Supplied records –
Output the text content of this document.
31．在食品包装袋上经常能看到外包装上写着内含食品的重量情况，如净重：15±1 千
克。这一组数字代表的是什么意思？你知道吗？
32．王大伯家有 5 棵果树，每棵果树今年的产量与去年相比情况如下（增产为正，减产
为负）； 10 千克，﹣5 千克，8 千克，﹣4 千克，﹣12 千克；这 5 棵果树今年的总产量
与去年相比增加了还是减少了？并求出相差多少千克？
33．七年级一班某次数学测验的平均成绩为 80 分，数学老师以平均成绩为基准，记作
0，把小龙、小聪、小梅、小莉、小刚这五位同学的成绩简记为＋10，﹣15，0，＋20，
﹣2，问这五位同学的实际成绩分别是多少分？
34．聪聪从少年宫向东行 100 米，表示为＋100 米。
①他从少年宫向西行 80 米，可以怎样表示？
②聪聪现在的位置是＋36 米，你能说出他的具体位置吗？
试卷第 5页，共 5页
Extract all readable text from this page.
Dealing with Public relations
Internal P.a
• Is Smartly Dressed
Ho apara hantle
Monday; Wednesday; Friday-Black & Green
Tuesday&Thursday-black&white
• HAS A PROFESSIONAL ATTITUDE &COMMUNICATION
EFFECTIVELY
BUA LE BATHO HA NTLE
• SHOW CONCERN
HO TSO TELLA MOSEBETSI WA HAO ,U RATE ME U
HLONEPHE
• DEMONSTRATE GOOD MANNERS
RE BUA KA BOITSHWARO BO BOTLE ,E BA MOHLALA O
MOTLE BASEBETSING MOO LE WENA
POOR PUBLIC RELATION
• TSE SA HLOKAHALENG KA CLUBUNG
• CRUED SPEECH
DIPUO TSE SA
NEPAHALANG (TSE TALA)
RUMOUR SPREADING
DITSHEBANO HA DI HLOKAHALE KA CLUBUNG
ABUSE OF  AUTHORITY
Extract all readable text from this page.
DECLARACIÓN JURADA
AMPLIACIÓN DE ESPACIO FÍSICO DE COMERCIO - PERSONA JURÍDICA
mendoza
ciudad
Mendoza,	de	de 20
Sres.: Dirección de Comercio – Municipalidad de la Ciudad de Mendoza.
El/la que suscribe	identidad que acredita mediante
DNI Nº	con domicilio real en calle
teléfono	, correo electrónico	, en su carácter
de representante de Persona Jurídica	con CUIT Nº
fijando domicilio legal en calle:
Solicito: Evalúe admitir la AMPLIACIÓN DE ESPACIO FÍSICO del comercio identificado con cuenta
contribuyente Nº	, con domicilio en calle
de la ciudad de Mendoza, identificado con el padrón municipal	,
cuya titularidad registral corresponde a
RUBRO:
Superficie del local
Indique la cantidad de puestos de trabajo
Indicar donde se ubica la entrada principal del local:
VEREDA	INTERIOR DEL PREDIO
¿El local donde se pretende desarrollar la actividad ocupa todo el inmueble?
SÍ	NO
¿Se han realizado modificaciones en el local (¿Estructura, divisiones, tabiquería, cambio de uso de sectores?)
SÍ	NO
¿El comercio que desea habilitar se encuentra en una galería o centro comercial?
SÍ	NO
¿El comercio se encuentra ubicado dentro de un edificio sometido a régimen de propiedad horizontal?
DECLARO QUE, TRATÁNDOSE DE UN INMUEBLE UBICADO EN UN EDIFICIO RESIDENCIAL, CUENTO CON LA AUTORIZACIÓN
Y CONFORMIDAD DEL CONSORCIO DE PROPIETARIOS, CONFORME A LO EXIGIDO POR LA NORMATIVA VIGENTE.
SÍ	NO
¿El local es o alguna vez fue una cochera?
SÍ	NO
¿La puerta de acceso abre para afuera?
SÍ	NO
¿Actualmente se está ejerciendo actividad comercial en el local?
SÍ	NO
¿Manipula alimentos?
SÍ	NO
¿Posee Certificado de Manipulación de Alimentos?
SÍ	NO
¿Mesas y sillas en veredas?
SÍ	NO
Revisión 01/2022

Job – Using the data above, return each line exactly as written.

Correct output –
Output the text content of this document.
31．在食品包装袋上经常能看到外包装上写着内含食品的重量情况，如净重：15±1 千
克。这一组数字代表的是什么意思？你知道吗？
32．王大伯家有 5 棵果树，每棵果树今年的产量与去年相比情况如下（增产为正，减产
为负）； 10 千克，﹣5 千克，8 千克，﹣4 千克，﹣12 千克；这 5 棵果树今年的总产量
与去年相比增加了还是减少了？并求出相差多少千克？
33．七年级一班某次数学测验的平均成绩为 80 分，数学老师以平均成绩为基准，记作
0，把小龙、小聪、小梅、小莉、小刚这五位同学的成绩简记为＋10，﹣15，0，＋20，
﹣2，问这五位同学的实际成绩分别是多少分？
34．聪聪从少年宫向东行 100 米，表示为＋100 米。
①他从少年宫向西行 80 米，可以怎样表示？
②聪聪现在的位置是＋36 米，你能说出他的具体位置吗？
试卷第 5页，共 5页
Extract all readable text from this page.
Dealing with Public relations
Internal P.a
• Is Smartly Dressed
Ho apara hantle
Monday; Wednesday; Friday-Black & Green
Tuesday&Thursday-black&white
• HAS A PROFESSIONAL ATTITUDE &COMMUNICATION
EFFECTIVELY
BUA LE BATHO HA NTLE
• SHOW CONCERN
HO TSO TELLA MOSEBETSI WA HAO ,U RATE ME U
HLONEPHE
• DEMONSTRATE GOOD MANNERS
RE BUA KA BOITSHWARO BO BOTLE ,E BA MOHLALA O
MOTLE BASEBETSING MOO LE WENA
POOR PUBLIC RELATION
• TSE SA HLOKAHALENG KA CLUBUNG
• CRUED SPEECH
DIPUO TSE SA
NEPAHALANG (TSE TALA)
RUMOUR SPREADING
DITSHEBANO HA DI HLOKAHALE KA CLUBUNG
ABUSE OF  AUTHORITY
Extract all readable text from this page.
DECLARACIÓN JURADA
AMPLIACIÓN DE ESPACIO FÍSICO DE COMERCIO - PERSONA JURÍDICA
mendoza
ciudad
Mendoza,	de	de 20
Sres.: Dirección de Comercio – Municipalidad de la Ciudad de Mendoza.
El/la que suscribe	identidad que acredita mediante
DNI Nº	con domicilio real en calle
teléfono	, correo electrónico	, en su carácter
de representante de Persona Jurídica	con CUIT Nº
fijando domicilio legal en calle:
Solicito: Evalúe admitir la AMPLIACIÓN DE ESPACIO FÍSICO del comercio identificado con cuenta
contribuyente Nº	, con domicilio en calle
de la ciudad de Mendoza, identificado con el padrón municipal	,
cuya titularidad registral corresponde a
RUBRO:
Superficie del local
Indique la cantidad de puestos de trabajo
Indicar donde se ubica la entrada principal del local:
VEREDA	INTERIOR DEL PREDIO
¿El local donde se pretende desarrollar la actividad ocupa todo el inmueble?
SÍ	NO
¿Se han realizado modificaciones en el local (¿Estructura, divisiones, tabiquería, cambio de uso de sectores?)
SÍ	NO
¿El comercio que desea habilitar se encuentra en una galería o centro comercial?
SÍ	NO
¿El comercio se encuentra ubicado dentro de un edificio sometido a régimen de propiedad horizontal?
DECLARO QUE, TRATÁNDOSE DE UN INMUEBLE UBICADO EN UN EDIFICIO RESIDENCIAL, CUENTO CON LA AUTORIZACIÓN
Y CONFORMIDAD DEL CONSORCIO DE PROPIETARIOS, CONFORME A LO EXIGIDO POR LA NORMATIVA VIGENTE.
SÍ	NO
¿El local es o alguna vez fue una cochera?
SÍ	NO
¿La puerta de acceso abre para afuera?
SÍ	NO
¿Actualmente se está ejerciendo actividad comercial en el local?
SÍ	NO
¿Manipula alimentos?
SÍ	NO
¿Posee Certificado de Manipulación de Alimentos?
SÍ	NO
¿Mesas y sillas en veredas?
SÍ	NO
Revisión 01/2022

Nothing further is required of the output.